------ STORED DATA ------
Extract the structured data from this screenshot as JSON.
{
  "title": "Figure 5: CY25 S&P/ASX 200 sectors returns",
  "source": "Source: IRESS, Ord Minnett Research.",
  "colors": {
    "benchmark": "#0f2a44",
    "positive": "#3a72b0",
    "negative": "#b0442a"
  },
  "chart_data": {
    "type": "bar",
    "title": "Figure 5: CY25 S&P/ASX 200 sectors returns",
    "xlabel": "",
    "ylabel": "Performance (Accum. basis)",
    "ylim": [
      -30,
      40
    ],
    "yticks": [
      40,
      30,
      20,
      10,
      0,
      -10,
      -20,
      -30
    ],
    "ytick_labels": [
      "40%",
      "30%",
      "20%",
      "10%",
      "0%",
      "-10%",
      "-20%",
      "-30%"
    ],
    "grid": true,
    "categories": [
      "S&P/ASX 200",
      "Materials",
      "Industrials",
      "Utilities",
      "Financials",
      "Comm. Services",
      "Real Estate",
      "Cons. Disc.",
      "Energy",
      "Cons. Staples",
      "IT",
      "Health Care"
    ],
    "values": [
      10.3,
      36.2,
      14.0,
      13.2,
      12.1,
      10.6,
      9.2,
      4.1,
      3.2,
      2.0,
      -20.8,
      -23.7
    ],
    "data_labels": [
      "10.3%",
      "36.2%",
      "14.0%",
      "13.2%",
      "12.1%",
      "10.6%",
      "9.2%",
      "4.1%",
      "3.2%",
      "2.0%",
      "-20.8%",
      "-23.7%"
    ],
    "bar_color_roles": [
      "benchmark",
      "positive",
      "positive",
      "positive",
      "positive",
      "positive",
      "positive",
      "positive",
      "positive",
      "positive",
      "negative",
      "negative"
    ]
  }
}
------
DESCRIPTION OF THE TASK:
Write out every entry verbatim.

EXERCISE ANSWER:
Extract the structured data from this screenshot as JSON.
{
  "title": "Figure 5: CY25 S&P/ASX 200 sectors returns",
  "source": "Source: IRESS, Ord Minnett Research.",
  "colors": {
    "benchmark": "#0f2a44",
    "positive": "#3a72b0",
    "negative": "#b0442a"
  },
  "chart_data": {
    "type": "bar",
    "title": "Figure 5: CY25 S&P/ASX 200 sectors returns",
    "xlabel": "",
    "ylabel": "Performance (Accum. basis)",
    "ylim": [
      -30,
      40
    ],
    "yticks": [
      40,
      30,
      20,
      10,
      0,
      -10,
      -20,
      -30
    ],
    "ytick_labels": [
      "40%",
      "30%",
      "20%",
      "10%",
      "0%",
      "-10%",
      "-20%",
      "-30%"
    ],
    "grid": true,
    "categories": [
      "S&P/ASX 200",
      "Materials",
      "Industrials",
      "Utilities",
      "Financials",
      "Comm. Services",
      "Real Estate",
      "Cons. Disc.",
      "Energy",
      "Cons. Staples",
      "IT",
      "Health Care"
    ],
    "values": [
      10.3,
      36.2,
      14.0,
      13.2,
      12.1,
      10.6,
      9.2,
      4.1,
      3.2,
      2.0,
      -20.8,
      -23.7
    ],
    "data_labels": [
      "10.3%",
      "36.2%",
      "14.0%",
      "13.2%",
      "12.1%",
      "10.6%",
      "9.2%",
      "4.1%",
      "3.2%",
      "2.0%",
      "-20.8%",
      "-23.7%"
    ],
    "bar_color_roles": [
      "benchmark",
      "positive",
      "positive",
      "positive",
      "positive",
      "positive",
      "positive",
      "positive",
      "positive",
      "positive",
      "negative",
      "negative"
    ]
  }
}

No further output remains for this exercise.